_Task to carry out_
Transcribe the material below exactly as it appears.
···
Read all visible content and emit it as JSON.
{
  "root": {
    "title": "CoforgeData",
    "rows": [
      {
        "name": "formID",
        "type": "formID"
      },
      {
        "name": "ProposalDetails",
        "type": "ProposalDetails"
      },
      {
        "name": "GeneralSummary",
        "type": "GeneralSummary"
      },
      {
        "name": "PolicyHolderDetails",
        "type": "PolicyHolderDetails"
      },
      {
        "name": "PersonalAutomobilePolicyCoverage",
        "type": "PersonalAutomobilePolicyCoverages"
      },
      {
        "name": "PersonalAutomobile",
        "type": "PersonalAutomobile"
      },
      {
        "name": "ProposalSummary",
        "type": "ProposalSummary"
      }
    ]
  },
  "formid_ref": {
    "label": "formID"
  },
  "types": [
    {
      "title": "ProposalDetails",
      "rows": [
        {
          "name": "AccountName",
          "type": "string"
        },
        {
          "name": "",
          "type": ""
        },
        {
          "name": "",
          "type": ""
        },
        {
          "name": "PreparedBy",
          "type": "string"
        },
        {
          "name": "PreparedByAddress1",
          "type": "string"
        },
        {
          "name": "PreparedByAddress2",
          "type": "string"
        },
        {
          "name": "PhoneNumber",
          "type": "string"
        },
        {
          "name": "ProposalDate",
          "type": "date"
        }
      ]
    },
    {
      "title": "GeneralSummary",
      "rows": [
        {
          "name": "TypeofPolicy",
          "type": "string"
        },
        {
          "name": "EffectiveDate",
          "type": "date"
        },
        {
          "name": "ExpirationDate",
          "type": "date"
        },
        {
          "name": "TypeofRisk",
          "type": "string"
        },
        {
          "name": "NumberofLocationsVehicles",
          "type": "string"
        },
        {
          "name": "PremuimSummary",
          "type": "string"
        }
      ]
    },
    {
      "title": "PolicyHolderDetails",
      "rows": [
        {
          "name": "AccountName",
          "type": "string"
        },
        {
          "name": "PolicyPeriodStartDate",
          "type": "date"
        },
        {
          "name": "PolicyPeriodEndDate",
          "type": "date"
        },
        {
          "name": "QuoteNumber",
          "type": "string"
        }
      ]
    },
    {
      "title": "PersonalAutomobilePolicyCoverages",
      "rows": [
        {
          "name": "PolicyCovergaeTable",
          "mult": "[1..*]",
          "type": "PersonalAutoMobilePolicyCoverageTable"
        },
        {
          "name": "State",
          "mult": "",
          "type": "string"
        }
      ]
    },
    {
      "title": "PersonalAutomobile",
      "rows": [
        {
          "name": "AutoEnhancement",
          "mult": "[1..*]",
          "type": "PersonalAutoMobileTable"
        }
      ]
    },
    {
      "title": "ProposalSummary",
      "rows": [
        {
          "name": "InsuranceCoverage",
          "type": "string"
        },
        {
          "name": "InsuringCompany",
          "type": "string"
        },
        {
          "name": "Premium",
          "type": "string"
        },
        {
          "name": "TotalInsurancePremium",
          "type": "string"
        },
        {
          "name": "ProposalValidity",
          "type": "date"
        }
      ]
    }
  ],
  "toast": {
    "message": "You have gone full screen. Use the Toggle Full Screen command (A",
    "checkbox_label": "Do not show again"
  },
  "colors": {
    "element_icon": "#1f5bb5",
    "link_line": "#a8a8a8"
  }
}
···
_Task output_
Read all visible content and emit it as JSON.
{
  "root": {
    "title": "CoforgeData",
    "rows": [
      {
        "name": "formID",
        "type": "formID"
      },
      {
        "name": "ProposalDetails",
        "type": "ProposalDetails"
      },
      {
        "name": "GeneralSummary",
        "type": "GeneralSummary"
      },
      {
        "name": "PolicyHolderDetails",
        "type": "PolicyHolderDetails"
      },
      {
        "name": "PersonalAutomobilePolicyCoverage",
        "type": "PersonalAutomobilePolicyCoverages"
      },
      {
        "name": "PersonalAutomobile",
        "type": "PersonalAutomobile"
      },
      {
        "name": "ProposalSummary",
        "type": "ProposalSummary"
      }
    ]
  },
  "formid_ref": {
    "label": "formID"
  },
  "types": [
    {
      "title": "ProposalDetails",
      "rows": [
        {
          "name": "AccountName",
          "type": "string"
        },
        {
          "name": "",
          "type": ""
        },
        {
          "name": "",
          "type": ""
        },
        {
          "name": "PreparedBy",
          "type": "string"
        },
        {
          "name": "PreparedByAddress1",
          "type": "string"
        },
        {
          "name": "PreparedByAddress2",
          "type": "string"
        },
        {
          "name": "PhoneNumber",
          "type": "string"
        },
        {
          "name": "ProposalDate",
          "type": "date"
        }
      ]
    },
    {
      "title": "GeneralSummary",
      "rows": [
        {
          "name": "TypeofPolicy",
          "type": "string"
        },
        {
          "name": "EffectiveDate",
          "type": "date"
        },
        {
          "name": "ExpirationDate",
          "type": "date"
        },
        {
          "name": "TypeofRisk",
          "type": "string"
        },
        {
          "name": "NumberofLocationsVehicles",
          "type": "string"
        },
        {
          "name": "PremuimSummary",
          "type": "string"
        }
      ]
    },
    {
      "title": "PolicyHolderDetails",
      "rows": [
        {
          "name": "AccountName",
          "type": "string"
        },
        {
          "name": "PolicyPeriodStartDate",
          "type": "date"
        },
        {
          "name": "PolicyPeriodEndDate",
          "type": "date"
        },
        {
          "name": "QuoteNumber",
          "type": "string"
        }
      ]
    },
    {
      "title": "PersonalAutomobilePolicyCoverages",
      "rows": [
        {
          "name": "PolicyCovergaeTable",
          "mult": "[1..*]",
          "type": "PersonalAutoMobilePolicyCoverageTable"
        },
        {
          "name": "State",
          "mult": "",
          "type": "string"
        }
      ]
    },
    {
      "title": "PersonalAutomobile",
      "rows": [
        {
          "name": "AutoEnhancement",
          "mult": "[1..*]",
          "type": "PersonalAutoMobileTable"
        }
      ]
    },
    {
      "title": "ProposalSummary",
      "rows": [
        {
          "name": "InsuranceCoverage",
          "type": "string"
        },
        {
          "name": "InsuringCompany",
          "type": "string"
        },
        {
          "name": "Premium",
          "type": "string"
        },
        {
          "name": "TotalInsurancePremium",
          "type": "string"
        },
        {
          "name": "ProposalValidity",
          "type": "date"
        }
      ]
    }
  ],
  "toast": {
    "message": "You have gone full screen. Use the Toggle Full Screen command (A",
    "checkbox_label": "Do not show again"
  },
  "colors": {
    "element_icon": "#1f5bb5",
    "link_line": "#a8a8a8"
  }
}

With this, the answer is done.